[Dataset items]
◆ ◆ ◆ ◆ ◆

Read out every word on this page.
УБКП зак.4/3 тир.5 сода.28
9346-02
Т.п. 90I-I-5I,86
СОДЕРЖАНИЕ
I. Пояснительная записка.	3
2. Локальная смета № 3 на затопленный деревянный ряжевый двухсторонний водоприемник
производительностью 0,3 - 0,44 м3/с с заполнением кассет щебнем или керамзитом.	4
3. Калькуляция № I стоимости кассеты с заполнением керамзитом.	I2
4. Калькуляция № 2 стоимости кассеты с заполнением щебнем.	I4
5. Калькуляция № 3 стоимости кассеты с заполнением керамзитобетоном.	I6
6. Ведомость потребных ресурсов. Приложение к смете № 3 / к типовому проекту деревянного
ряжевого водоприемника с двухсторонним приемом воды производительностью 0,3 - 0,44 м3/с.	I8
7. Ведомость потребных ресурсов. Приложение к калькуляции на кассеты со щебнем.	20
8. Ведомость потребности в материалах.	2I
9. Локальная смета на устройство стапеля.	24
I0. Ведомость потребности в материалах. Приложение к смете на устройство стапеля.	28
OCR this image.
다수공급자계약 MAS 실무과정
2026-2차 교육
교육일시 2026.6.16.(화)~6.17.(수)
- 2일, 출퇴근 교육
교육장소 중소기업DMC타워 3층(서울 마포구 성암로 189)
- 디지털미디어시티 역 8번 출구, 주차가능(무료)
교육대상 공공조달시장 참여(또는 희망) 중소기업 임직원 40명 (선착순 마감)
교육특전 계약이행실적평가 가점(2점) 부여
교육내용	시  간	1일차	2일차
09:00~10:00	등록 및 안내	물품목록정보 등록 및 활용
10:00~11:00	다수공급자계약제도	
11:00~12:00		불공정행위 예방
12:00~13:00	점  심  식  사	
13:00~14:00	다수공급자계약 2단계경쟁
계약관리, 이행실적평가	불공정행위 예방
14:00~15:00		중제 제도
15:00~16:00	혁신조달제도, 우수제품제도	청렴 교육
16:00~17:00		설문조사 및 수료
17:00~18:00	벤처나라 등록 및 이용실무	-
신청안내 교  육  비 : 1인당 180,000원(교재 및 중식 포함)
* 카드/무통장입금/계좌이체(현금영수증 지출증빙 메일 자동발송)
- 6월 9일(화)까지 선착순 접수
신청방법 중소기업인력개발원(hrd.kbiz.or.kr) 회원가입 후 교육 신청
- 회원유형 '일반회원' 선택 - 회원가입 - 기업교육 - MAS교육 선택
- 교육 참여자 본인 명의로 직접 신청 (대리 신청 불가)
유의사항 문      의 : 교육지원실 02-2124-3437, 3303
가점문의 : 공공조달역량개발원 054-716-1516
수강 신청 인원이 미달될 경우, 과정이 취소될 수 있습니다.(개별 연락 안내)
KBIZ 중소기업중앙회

◆ ◆ ◆ ◆ ◆

Problem statement: Copy every record above exactly as it appears.

Right answer:
Read out every word on this page.
УБКП зак.4/3 тир.5 сода.28
9346-02
Т.п. 90I-I-5I,86
СОДЕРЖАНИЕ
I. Пояснительная записка.	3
2. Локальная смета № 3 на затопленный деревянный ряжевый двухсторонний водоприемник
производительностью 0,3 - 0,44 м3/с с заполнением кассет щебнем или керамзитом.	4
3. Калькуляция № I стоимости кассеты с заполнением керамзитом.	I2
4. Калькуляция № 2 стоимости кассеты с заполнением щебнем.	I4
5. Калькуляция № 3 стоимости кассеты с заполнением керамзитобетоном.	I6
6. Ведомость потребных ресурсов. Приложение к смете № 3 / к типовому проекту деревянного
ряжевого водоприемника с двухсторонним приемом воды производительностью 0,3 - 0,44 м3/с.	I8
7. Ведомость потребных ресурсов. Приложение к калькуляции на кассеты со щебнем.	20
8. Ведомость потребности в материалах.	2I
9. Локальная смета на устройство стапеля.	24
I0. Ведомость потребности в материалах. Приложение к смете на устройство стапеля.	28
OCR this image.
다수공급자계약 MAS 실무과정
2026-2차 교육
교육일시 2026.6.16.(화)~6.17.(수)
- 2일, 출퇴근 교육
교육장소 중소기업DMC타워 3층(서울 마포구 성암로 189)
- 디지털미디어시티 역 8번 출구, 주차가능(무료)
교육대상 공공조달시장 참여(또는 희망) 중소기업 임직원 40명 (선착순 마감)
교육특전 계약이행실적평가 가점(2점) 부여
교육내용	시  간	1일차	2일차
09:00~10:00	등록 및 안내	물품목록정보 등록 및 활용
10:00~11:00	다수공급자계약제도	
11:00~12:00		불공정행위 예방
12:00~13:00	점  심  식  사	
13:00~14:00	다수공급자계약 2단계경쟁
계약관리, 이행실적평가	불공정행위 예방
14:00~15:00		중제 제도
15:00~16:00	혁신조달제도, 우수제품제도	청렴 교육
16:00~17:00		설문조사 및 수료
17:00~18:00	벤처나라 등록 및 이용실무	-
신청안내 교  육  비 : 1인당 180,000원(교재 및 중식 포함)
* 카드/무통장입금/계좌이체(현금영수증 지출증빙 메일 자동발송)
- 6월 9일(화)까지 선착순 접수
신청방법 중소기업인력개발원(hrd.kbiz.or.kr) 회원가입 후 교육 신청
- 회원유형 '일반회원' 선택 - 회원가입 - 기업교육 - MAS교육 선택
- 교육 참여자 본인 명의로 직접 신청 (대리 신청 불가)
유의사항 문      의 : 교육지원실 02-2124-3437, 3303
가점문의 : 공공조달역량개발원 054-716-1516
수강 신청 인원이 미달될 경우, 과정이 취소될 수 있습니다.(개별 연락 안내)
KBIZ 중소기업중앙회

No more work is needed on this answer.